TASK BRIEF:
Find every line in the records below that holds the word "العالم", and copy it out.

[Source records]
☆ ☆ ☆ ☆ ☆

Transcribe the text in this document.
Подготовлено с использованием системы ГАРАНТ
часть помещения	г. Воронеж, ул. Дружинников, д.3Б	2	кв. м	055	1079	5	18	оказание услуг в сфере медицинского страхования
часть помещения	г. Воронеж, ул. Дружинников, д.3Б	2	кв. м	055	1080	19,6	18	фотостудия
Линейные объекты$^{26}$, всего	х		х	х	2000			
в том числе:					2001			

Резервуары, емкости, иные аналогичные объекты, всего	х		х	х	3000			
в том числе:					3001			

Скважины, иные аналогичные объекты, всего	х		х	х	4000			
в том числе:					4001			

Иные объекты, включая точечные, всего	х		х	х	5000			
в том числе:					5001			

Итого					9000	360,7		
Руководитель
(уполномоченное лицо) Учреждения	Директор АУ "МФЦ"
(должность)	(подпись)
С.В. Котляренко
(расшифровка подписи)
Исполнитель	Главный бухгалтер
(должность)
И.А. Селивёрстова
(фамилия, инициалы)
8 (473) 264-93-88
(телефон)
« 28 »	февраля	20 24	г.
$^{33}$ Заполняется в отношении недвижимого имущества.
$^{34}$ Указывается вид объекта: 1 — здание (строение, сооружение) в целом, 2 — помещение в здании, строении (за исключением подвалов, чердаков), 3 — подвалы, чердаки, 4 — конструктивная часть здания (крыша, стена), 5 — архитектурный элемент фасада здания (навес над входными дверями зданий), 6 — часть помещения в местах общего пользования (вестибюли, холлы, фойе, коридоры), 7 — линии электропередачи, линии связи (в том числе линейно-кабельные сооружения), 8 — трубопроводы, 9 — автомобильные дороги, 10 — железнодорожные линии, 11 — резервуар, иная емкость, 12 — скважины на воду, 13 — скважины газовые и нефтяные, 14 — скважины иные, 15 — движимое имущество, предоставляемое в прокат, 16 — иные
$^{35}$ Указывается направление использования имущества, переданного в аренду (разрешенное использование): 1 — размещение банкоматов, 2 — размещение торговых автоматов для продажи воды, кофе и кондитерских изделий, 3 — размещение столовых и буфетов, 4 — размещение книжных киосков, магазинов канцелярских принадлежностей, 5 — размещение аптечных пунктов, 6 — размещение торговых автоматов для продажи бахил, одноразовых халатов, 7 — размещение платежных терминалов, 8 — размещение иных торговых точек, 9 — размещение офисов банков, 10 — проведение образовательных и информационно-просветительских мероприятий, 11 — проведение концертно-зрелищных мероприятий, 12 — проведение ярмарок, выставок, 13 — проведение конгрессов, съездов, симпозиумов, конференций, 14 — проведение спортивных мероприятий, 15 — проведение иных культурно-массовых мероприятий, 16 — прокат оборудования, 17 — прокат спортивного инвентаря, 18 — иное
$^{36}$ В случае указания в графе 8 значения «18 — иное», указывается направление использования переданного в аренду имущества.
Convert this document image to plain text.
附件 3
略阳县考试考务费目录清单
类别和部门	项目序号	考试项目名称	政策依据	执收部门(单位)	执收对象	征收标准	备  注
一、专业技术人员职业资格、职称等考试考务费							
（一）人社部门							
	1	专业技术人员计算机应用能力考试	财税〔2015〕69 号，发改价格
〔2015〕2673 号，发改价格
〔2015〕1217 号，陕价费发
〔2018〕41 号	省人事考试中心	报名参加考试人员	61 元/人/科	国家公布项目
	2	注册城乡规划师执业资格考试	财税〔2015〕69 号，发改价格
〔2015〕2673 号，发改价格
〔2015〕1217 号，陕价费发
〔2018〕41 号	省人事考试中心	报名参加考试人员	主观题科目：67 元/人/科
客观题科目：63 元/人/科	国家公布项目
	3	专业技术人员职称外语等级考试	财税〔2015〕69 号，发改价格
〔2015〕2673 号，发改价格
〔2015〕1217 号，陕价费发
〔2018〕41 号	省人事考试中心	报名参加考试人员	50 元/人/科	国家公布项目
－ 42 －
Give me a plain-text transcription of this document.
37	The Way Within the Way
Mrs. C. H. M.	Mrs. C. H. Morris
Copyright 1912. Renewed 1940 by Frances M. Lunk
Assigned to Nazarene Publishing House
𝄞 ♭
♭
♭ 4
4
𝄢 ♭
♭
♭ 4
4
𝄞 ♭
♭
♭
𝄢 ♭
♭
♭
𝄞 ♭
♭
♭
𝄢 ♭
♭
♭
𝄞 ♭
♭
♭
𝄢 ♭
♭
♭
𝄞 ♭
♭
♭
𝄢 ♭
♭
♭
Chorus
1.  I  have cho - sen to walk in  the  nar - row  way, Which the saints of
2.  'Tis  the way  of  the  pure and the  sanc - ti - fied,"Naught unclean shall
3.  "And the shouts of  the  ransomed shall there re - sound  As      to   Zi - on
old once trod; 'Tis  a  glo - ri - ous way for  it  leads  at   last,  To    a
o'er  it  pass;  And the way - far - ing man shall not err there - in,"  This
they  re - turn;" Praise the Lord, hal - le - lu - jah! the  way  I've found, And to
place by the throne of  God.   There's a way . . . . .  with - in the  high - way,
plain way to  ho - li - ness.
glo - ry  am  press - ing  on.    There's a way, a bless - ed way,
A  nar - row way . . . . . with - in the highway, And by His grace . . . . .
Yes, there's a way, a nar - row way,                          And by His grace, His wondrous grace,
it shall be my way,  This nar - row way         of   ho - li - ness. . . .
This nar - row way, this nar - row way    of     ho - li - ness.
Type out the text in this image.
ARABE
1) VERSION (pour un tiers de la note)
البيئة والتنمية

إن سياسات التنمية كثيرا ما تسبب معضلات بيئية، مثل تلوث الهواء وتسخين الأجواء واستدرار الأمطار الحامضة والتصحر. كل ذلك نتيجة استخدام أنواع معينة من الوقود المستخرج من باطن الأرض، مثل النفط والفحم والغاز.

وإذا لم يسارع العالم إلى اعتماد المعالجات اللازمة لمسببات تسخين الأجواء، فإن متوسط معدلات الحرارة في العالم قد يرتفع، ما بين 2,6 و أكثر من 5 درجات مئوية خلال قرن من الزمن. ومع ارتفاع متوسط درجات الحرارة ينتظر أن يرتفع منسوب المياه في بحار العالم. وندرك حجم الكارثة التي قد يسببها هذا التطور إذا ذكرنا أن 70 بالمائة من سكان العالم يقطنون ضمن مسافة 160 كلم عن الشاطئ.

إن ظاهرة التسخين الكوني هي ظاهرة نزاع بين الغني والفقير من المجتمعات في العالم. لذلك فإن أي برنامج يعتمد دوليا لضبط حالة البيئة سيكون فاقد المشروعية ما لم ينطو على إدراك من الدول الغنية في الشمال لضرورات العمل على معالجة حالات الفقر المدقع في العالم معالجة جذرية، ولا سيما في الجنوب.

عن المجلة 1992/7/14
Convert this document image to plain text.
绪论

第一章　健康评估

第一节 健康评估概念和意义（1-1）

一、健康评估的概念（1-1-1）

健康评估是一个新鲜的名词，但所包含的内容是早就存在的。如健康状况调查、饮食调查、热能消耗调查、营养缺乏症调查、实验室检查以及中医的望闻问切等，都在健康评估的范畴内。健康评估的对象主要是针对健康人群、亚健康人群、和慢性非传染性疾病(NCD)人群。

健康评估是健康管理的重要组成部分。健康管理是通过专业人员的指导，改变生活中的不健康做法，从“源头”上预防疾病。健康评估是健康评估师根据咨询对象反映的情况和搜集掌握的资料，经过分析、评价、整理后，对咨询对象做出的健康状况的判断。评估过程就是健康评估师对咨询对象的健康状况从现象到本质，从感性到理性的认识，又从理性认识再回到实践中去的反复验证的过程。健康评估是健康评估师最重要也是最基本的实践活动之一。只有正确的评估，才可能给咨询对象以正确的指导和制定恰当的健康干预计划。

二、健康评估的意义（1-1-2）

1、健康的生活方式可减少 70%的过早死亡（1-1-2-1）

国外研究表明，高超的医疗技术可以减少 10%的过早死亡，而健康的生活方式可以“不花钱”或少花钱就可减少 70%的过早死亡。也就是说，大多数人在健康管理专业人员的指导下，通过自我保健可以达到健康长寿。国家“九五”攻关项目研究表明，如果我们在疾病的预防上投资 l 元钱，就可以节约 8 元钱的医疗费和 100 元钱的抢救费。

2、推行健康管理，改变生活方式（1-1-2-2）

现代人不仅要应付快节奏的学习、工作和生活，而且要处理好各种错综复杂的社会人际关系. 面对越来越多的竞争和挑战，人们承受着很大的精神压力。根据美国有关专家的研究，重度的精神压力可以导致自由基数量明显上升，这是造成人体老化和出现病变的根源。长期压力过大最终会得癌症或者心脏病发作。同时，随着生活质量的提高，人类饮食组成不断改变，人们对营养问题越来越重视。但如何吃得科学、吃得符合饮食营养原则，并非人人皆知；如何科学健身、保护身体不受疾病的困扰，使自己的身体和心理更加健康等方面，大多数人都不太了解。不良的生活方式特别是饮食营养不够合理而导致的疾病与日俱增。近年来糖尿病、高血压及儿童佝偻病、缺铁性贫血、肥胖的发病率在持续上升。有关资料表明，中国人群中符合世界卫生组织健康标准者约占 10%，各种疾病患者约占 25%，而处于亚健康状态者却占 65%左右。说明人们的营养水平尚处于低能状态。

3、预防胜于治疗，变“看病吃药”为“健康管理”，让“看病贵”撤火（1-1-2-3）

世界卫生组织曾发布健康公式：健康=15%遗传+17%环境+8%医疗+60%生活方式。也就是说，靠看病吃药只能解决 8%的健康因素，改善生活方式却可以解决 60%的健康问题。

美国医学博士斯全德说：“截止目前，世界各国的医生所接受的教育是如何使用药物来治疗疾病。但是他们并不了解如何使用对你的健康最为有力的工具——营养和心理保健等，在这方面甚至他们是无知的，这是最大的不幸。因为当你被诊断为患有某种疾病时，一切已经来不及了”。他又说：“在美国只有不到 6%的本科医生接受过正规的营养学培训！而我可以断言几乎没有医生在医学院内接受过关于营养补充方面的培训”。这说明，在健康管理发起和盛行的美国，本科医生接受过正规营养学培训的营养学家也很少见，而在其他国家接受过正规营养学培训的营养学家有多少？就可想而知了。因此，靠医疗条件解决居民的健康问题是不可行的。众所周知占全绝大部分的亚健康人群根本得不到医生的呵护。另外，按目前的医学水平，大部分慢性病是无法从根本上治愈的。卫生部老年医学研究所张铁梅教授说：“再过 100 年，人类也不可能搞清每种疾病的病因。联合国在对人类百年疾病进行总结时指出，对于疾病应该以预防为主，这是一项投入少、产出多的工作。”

☆ ☆ ☆ ☆ ☆

OUTPUT FOR THIS TASK:
وإذا لم يسارع العالم إلى اعتماد المعالجات اللازمة لمسببات تسخين الأجواء، فإن متوسط معدلات الحرارة في العالم قد يرتفع، ما بين 2,6 و أكثر من 5 درجات مئوية خلال قرن من الزمن. ومع ارتفاع متوسط درجات الحرارة ينتظر أن يرتفع منسوب المياه في بحار العالم. وندرك حجم الكارثة التي قد يسببها هذا التطور إذا ذكرنا أن 70 بالمائة من سكان العالم يقطنون ضمن مسافة 160 كلم عن الشاطئ.
إن ظاهرة التسخين الكوني هي ظاهرة نزاع بين الغني والفقير من المجتمعات في العالم. لذلك فإن أي برنامج يعتمد دوليا لضبط حالة البيئة سيكون فاقد المشروعية ما لم ينطو على إدراك من الدول الغنية في الشمال لضرورات العمل على معالجة حالات الفقر المدقع في العالم معالجة جذرية، ولا سيما في الجنوب.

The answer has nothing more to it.